Dataset entries:

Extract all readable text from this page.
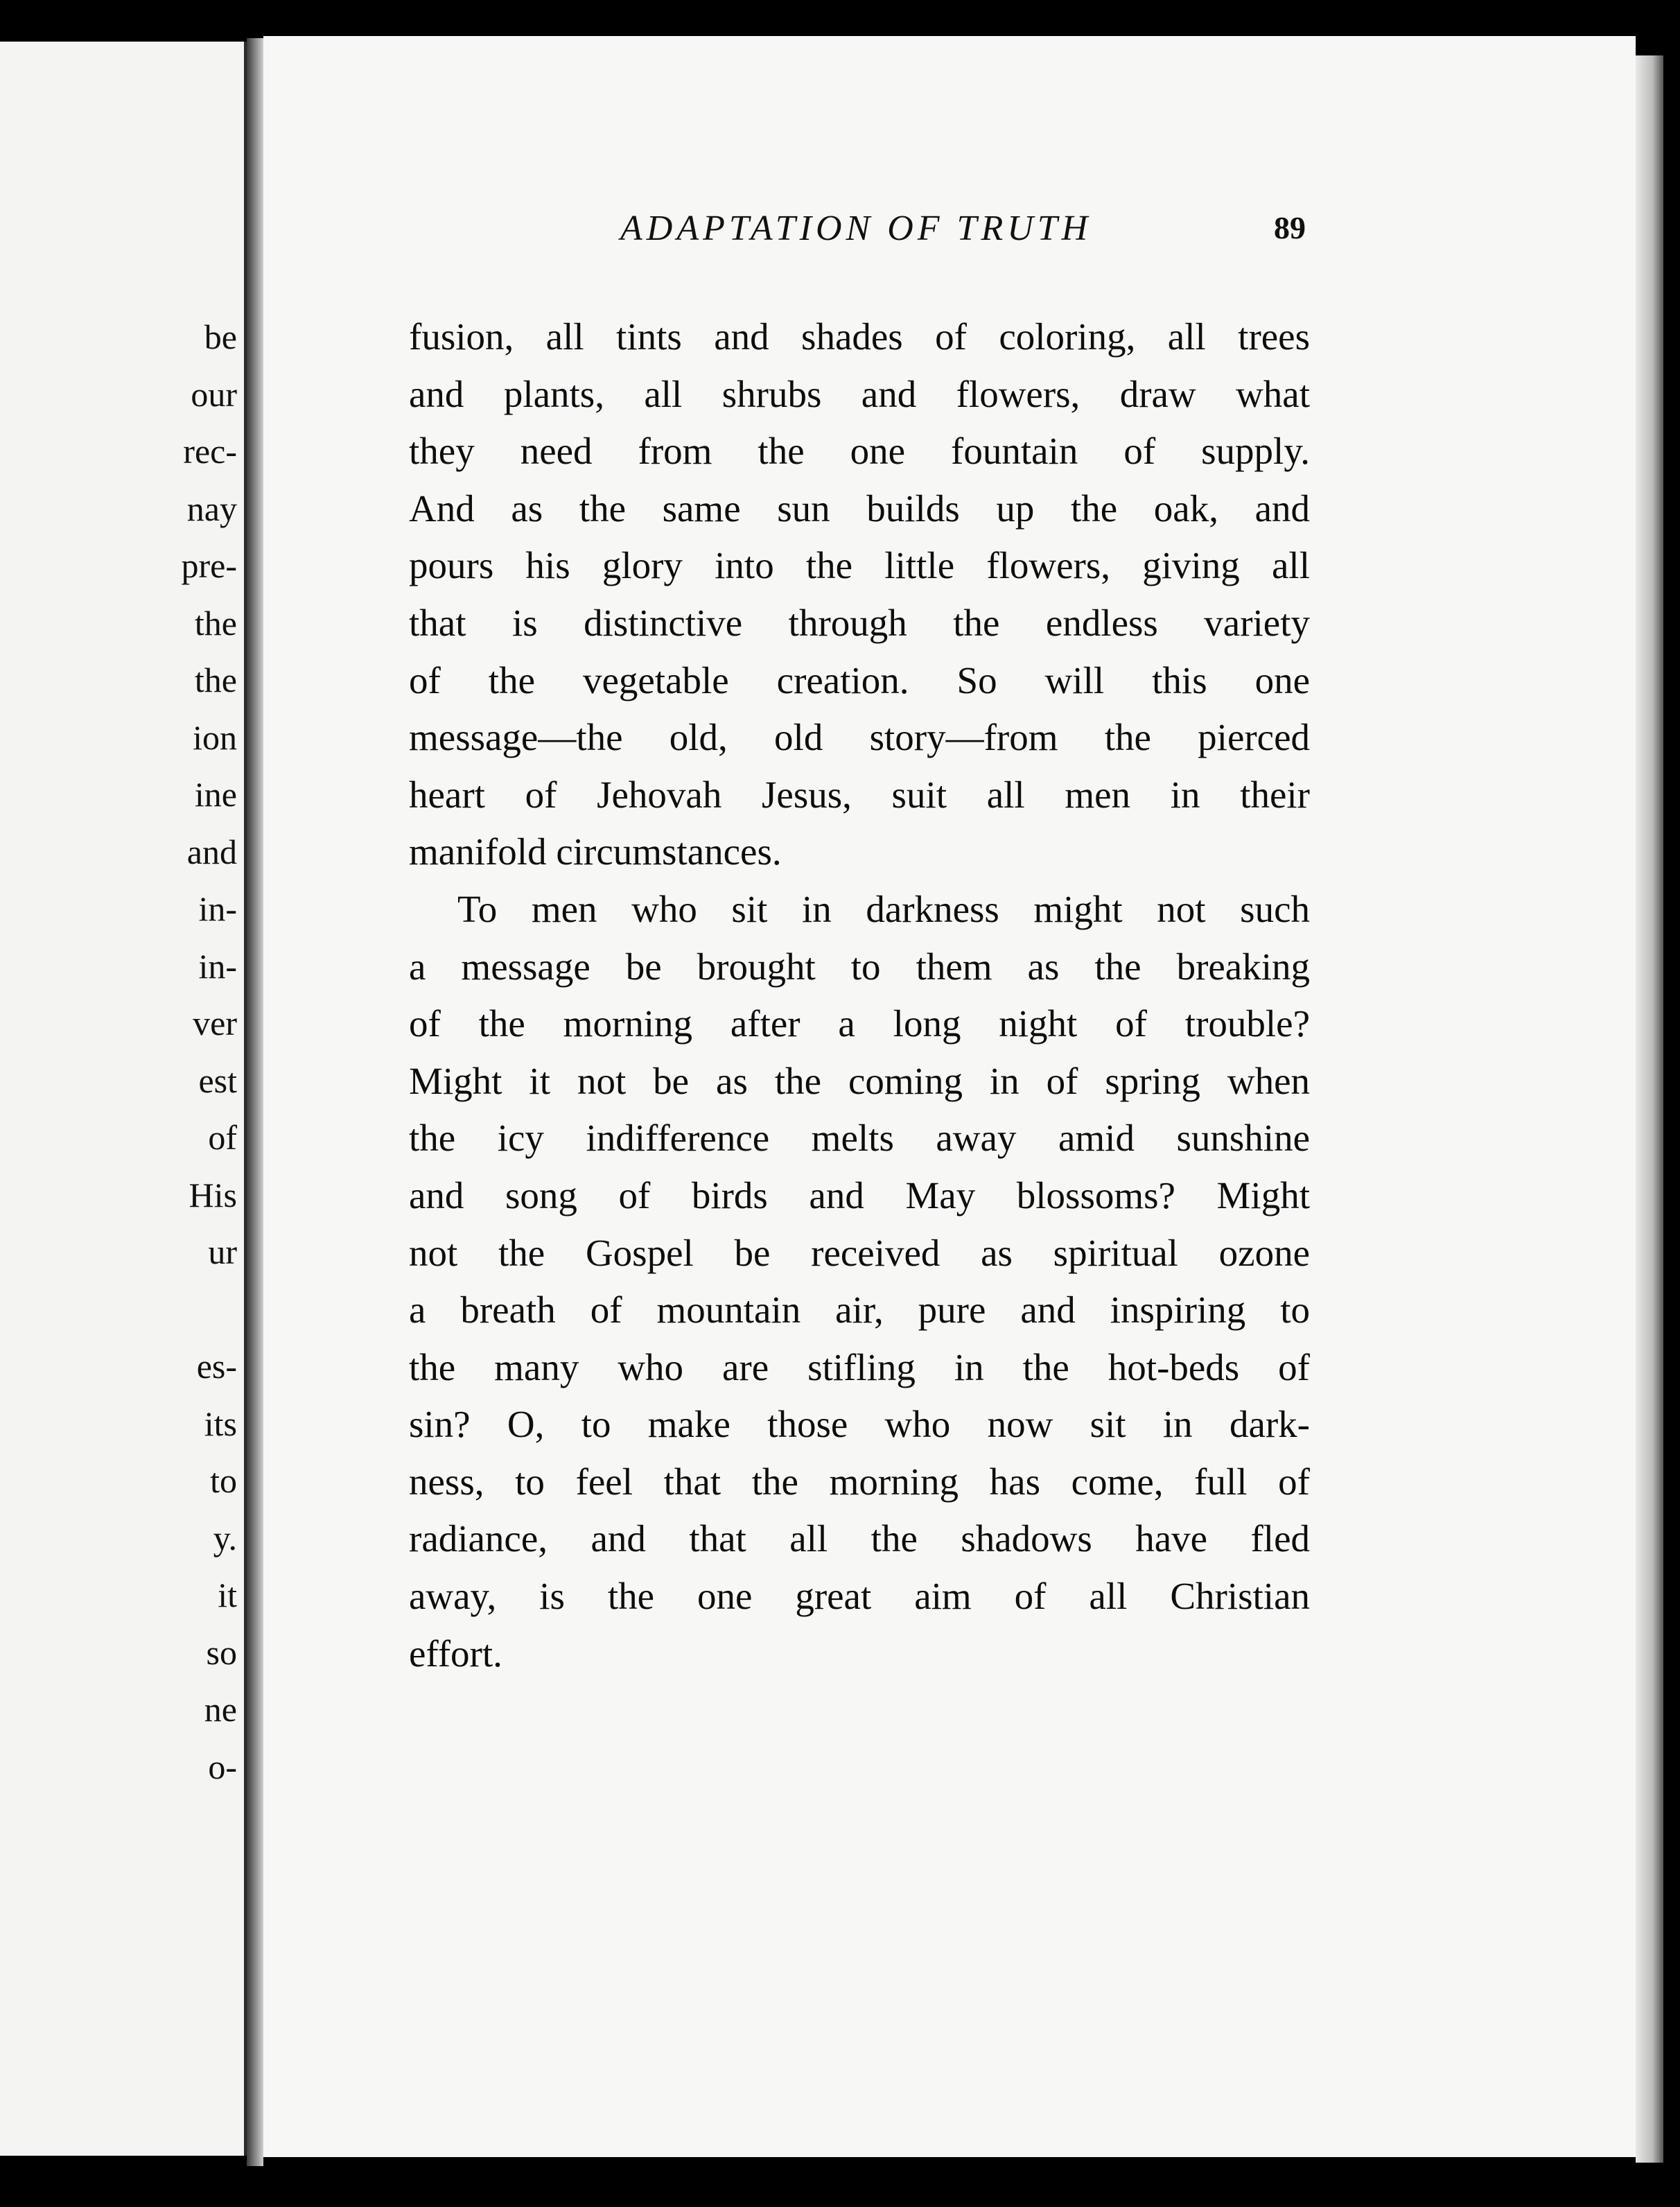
be
our
rec-
nay
pre-
the
the
ion
ine
and
in-
in-
ver
est
of
His
ur
es-
its
to
y.
it
so
ne
o-
ADAPTATION OF TRUTH	89
fusion, all tints and shades of coloring, all trees
and plants, all shrubs and flowers, draw what
they need from the one fountain of supply.
And as the same sun builds up the oak, and
pours his glory into the little flowers, giving all
that is distinctive through the endless variety
of the vegetable creation. So will this one
message—the old, old story—from the pierced
heart of Jehovah Jesus, suit all men in their
manifold circumstances.
To men who sit in darkness might not such
a message be brought to them as the breaking
of the morning after a long night of trouble?
Might it not be as the coming in of spring when
the icy indifference melts away amid sunshine
and song of birds and May blossoms? Might
not the Gospel be received as spiritual ozone
a breath of mountain air, pure and inspiring to
the many who are stifling in the hot-beds of
sin? O, to make those who now sit in dark-
ness, to feel that the morning has come, full of
radiance, and that all the shadows have fled
away, is the one great aim of all Christian
effort.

_Instruction:_
Leaving out the pictures, repeat the data above exactly.

_Solution to the exercise:_
Extract all readable text from this page.
be
our
rec-
nay
pre-
the
the
ion
ine
and
in-
in-
ver
est
of
His
ur
es-
its
to
y.
it
so
ne
o-
ADAPTATION OF TRUTH	89
fusion, all tints and shades of coloring, all trees
and plants, all shrubs and flowers, draw what
they need from the one fountain of supply.
And as the same sun builds up the oak, and
pours his glory into the little flowers, giving all
that is distinctive through the endless variety
of the vegetable creation. So will this one
message—the old, old story—from the pierced
heart of Jehovah Jesus, suit all men in their
manifold circumstances.
To men who sit in darkness might not such
a message be brought to them as the breaking
of the morning after a long night of trouble?
Might it not be as the coming in of spring when
the icy indifference melts away amid sunshine
and song of birds and May blossoms? Might
not the Gospel be received as spiritual ozone
a breath of mountain air, pure and inspiring to
the many who are stifling in the hot-beds of
sin? O, to make those who now sit in dark-
ness, to feel that the morning has come, full of
radiance, and that all the shadows have fled
away, is the one great aim of all Christian
effort.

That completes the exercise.